On Mon, Jan 29, 2024, Paolo Bonzini wrote:
> On 1/24/24 23:51, Sean Christopherson wrote:
> > > If we follow the suggestion by removing the initial value at vCPU
> > > creation time, then I think it breaks the existing VMM code, since that
> > > requires VMM to explicitly set the MSR, which I am not sure we do today.
> > Yeah, I'm hoping we can squeak by without breaking existing setups.
> > 
> > I'm 99% certain QEMU is ok, as QEMU has explicitly set MSR_IA32_PERF_CAPABILITIES
> > since support for PDCM/PERF_CAPABILITIES was added by commit ea39f9b643
> > ("target/i386: define a new MSR based feature word - FEAT_PERF_CAPABILITIES").
> > 
> > Frankly, if our VMM doesn't do the same, then it's wildly busted.  Relying on
> > KVM to define the vCPU is irresponsible, to put it nicely.
> 
> Yes, I tend to agree.

Discussed with Sean offline. Yes, I also agree that this should be
handled at VMM level. MSR_IA32_PERF_CAPABILITIES should be regarded as
part of the CPUID, or sort of. The diff is that its own
"KVM_GET_SUPPORTED_CPUID" (ie., the default value) should come from
KVM_GET_MSRS of the device ioctl.

Providing the default value for MSR_IA32_PERF_CAPABILITIES is really
making things messed. KVM has to always guard access to the cached guest
value with the checking of X86_FEATURE_PDCM. I believe
guest_cpuid_has(vcpu, X86_FEATURE_PDCM) will take runtime cost.

**DATA SHOWN:**
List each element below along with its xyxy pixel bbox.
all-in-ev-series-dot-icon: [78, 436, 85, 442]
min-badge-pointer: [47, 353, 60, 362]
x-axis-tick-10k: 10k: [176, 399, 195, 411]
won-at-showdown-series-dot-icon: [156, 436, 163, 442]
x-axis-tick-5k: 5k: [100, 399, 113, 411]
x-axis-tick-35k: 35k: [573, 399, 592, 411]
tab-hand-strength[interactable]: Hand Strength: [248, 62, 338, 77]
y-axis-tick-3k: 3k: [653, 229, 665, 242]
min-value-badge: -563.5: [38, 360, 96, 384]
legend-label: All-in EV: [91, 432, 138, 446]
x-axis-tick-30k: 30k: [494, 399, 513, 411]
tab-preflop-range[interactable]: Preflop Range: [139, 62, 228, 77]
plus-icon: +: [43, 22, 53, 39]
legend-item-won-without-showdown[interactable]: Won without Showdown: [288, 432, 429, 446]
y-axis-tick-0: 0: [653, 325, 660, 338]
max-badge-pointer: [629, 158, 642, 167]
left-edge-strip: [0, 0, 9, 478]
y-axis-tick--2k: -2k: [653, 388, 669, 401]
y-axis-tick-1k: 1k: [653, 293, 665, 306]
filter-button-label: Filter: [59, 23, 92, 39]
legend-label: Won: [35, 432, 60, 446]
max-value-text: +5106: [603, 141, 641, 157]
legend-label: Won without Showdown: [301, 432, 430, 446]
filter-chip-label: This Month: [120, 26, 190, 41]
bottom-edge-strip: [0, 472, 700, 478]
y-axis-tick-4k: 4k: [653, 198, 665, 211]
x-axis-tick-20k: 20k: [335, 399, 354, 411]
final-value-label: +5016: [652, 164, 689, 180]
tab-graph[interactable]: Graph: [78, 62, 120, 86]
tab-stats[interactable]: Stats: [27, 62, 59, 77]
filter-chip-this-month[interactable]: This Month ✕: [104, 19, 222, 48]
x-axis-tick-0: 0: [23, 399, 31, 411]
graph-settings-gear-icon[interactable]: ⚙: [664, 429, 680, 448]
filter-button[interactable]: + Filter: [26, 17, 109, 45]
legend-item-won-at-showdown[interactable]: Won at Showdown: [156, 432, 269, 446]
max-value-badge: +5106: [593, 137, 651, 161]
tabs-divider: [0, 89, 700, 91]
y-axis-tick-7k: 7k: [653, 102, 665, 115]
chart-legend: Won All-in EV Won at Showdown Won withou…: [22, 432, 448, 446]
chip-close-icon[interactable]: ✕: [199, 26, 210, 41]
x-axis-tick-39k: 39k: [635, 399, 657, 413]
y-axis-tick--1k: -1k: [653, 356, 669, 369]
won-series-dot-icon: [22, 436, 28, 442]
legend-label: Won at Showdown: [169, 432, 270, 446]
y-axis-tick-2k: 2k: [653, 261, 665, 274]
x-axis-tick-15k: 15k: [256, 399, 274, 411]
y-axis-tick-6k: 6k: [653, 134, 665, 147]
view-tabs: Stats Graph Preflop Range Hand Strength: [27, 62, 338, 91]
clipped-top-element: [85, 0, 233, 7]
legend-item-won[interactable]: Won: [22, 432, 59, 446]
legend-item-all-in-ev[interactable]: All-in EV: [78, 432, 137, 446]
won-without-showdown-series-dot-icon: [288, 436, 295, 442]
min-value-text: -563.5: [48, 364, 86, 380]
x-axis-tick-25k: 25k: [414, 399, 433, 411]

**ACTIONS TO TAKE:**
1: From the KVM email thread, list every distinct identifier that begins with MSR_, FEAT_, KVM_ or X86_.
2: Continue the KVM email thread from its last sentence.

**EXPECTED RESULTS:**
1: MSR_IA32_PERF_CAPABILITIES, FEAT_PERF_CAPABILITIES, KVM_GET_SUPPORTED_CPUID, KVM_GET_MSRS, X86_FEATURE_PDCM

2:
> 
> What QEMU does goes from the squeaky clean to the very debatable depending
> on the parameters you give it.
> 
> With "-cpu Haswell" and similar, it will provide values for all CPUID and
> MSR bits that match as much as possible values from an actual CPU model.  It
> will complain if there are some values that do not match[1].
> 
> With "-cpu host", it will copy values from KVM_GET_SUPPORTED_CPUID and from
> the feature MSRs, but only for features that it knows about.
> 
> With "-cpu host,migratable=no", it will copy values from
> KVM_GET_SUPPORTED_CPUID and from the feature MSRs, but only for *feature
> words* (CPUID registers, or MSRs) that it knows about.  This is where it
> becomes debatable, because a CPUID bit could be added without QEMU knowing
> the corresponding MSR.  In this case, the user probably expects the MSR to
> have a nonzero.  On one hand I agree that it would be irresponsible, on the
> other hand that's the point of "-cpu host,migratable=no".
> 
> If you want to proceed with the change, I don't have any problem with
> considering it a QEMU bug that it doesn't copy over to the guest any unknown
> leaves or MSRs.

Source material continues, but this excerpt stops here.